_PROBLEM STATEMENT_.
Go through the listing below and list every line with "mayor".

_Stored records_.
§

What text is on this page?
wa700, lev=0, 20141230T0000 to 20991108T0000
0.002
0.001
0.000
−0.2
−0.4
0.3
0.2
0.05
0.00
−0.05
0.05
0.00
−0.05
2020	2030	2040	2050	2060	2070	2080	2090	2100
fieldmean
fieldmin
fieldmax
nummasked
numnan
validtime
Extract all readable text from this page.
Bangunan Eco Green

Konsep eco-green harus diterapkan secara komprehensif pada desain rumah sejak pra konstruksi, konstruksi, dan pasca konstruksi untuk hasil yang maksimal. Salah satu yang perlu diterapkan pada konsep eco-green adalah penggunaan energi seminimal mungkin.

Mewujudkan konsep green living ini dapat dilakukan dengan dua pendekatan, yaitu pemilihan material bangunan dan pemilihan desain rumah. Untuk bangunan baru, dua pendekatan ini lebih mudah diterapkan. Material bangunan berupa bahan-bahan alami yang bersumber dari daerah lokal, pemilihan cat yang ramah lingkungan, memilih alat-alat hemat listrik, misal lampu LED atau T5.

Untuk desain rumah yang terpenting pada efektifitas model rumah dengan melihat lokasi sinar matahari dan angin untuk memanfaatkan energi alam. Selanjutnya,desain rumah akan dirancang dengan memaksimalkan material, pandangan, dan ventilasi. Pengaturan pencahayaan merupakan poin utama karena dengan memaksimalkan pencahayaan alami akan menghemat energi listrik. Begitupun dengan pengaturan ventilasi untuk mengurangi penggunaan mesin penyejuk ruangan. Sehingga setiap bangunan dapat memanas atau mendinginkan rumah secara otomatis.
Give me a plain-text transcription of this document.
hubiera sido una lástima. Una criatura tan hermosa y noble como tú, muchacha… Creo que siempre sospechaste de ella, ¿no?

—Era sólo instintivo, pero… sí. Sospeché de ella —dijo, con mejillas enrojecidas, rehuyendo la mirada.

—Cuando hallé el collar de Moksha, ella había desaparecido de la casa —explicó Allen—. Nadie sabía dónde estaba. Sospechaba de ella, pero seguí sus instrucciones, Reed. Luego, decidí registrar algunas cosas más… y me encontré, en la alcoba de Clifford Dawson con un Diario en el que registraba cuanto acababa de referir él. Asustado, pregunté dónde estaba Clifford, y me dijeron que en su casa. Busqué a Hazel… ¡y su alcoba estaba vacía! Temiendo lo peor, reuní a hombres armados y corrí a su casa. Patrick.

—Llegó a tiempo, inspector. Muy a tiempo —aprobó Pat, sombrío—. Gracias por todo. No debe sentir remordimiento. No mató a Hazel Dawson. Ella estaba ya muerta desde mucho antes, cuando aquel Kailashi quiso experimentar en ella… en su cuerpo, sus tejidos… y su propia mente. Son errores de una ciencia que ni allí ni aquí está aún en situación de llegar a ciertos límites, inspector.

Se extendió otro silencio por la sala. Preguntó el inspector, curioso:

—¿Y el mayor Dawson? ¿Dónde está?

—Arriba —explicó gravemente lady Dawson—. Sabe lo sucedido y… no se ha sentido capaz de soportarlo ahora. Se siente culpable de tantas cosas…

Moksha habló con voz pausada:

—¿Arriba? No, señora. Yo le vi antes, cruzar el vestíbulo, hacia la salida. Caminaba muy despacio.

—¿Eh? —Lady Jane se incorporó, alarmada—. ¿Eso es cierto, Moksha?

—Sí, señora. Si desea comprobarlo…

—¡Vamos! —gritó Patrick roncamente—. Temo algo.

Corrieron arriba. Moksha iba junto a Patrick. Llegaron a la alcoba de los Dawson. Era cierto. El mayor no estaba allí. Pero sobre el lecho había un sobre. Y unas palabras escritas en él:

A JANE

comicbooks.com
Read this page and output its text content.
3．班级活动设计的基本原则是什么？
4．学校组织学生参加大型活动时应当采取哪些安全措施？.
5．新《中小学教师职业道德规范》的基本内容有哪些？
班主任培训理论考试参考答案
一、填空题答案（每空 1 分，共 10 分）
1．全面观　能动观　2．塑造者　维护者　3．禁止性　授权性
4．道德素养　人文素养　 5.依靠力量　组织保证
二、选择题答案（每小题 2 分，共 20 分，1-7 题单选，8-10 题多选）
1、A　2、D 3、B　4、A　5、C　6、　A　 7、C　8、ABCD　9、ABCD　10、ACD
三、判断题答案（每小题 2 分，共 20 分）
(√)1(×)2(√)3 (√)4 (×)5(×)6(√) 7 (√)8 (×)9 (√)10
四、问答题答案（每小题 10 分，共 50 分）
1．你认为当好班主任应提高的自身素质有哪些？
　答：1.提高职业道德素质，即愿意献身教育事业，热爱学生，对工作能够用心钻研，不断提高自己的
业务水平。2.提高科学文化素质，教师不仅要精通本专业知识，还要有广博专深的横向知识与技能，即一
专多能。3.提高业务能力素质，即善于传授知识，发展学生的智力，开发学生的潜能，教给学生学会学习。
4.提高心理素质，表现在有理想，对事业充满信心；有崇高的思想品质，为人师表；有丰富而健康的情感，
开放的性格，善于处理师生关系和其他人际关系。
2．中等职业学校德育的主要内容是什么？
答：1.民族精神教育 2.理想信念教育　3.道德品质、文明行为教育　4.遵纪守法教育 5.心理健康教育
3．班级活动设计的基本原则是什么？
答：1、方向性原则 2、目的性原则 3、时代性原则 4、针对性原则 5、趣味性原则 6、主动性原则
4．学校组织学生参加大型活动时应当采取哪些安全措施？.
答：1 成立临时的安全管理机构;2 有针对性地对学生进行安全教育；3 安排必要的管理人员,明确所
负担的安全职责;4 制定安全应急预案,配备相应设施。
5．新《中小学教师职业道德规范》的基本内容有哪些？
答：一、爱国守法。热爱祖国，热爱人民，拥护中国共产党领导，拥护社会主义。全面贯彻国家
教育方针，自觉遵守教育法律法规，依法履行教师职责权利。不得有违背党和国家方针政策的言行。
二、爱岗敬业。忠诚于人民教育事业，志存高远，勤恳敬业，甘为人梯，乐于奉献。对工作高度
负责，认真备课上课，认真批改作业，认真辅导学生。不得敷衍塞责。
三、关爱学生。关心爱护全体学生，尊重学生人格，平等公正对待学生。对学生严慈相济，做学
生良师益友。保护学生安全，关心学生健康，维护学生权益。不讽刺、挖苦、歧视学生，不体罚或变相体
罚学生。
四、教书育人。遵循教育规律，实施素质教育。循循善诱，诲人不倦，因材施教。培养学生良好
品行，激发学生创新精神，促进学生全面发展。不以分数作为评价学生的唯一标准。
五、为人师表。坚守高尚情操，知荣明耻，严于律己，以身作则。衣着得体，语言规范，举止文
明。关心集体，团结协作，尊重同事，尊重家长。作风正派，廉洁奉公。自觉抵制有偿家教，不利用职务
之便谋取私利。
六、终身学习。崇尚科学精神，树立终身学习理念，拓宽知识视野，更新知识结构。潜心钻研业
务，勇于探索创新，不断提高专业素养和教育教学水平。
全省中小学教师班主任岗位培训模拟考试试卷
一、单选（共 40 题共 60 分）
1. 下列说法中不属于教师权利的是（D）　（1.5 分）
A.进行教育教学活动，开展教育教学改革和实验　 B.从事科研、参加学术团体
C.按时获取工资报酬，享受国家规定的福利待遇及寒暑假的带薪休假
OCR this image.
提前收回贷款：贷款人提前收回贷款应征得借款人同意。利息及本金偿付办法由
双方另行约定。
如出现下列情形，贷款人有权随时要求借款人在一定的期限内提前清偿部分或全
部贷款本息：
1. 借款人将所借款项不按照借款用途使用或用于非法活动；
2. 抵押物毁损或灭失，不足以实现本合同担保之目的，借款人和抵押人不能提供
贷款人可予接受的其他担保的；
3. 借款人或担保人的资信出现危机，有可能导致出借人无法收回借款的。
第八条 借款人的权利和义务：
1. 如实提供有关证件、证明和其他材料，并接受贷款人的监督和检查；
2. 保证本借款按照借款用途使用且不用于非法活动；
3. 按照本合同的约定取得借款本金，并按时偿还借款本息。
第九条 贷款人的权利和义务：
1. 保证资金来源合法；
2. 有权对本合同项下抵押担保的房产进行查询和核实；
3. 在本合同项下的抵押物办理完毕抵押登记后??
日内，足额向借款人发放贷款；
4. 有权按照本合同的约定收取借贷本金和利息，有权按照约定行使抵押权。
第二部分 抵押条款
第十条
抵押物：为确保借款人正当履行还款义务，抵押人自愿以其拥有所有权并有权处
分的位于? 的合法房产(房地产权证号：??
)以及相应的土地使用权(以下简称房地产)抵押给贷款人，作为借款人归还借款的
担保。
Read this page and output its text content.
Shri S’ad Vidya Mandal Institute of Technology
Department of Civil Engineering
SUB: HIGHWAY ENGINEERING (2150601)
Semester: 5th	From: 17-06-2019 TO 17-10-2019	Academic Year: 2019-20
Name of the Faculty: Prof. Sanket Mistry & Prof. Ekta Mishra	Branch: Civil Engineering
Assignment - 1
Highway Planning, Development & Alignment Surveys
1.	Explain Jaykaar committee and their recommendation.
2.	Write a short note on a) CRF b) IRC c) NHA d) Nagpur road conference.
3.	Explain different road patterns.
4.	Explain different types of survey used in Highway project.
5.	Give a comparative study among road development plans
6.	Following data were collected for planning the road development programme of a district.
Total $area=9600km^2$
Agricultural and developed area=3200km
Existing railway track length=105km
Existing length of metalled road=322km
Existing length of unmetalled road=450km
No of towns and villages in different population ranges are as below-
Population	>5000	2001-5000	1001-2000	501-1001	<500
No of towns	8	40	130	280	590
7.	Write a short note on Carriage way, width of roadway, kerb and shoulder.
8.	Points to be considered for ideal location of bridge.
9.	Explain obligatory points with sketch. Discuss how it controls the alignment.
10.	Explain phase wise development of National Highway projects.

§

_ANSWER IN FULL_.
—¿Y el mayor Dawson? ¿Dónde está?
Corrieron arriba. Moksha iba junto a Patrick. Llegaron a la alcoba de los Dawson. Era cierto. El mayor no estaba allí. Pero sobre el lecho había un sobre. Y unas palabras escritas en él:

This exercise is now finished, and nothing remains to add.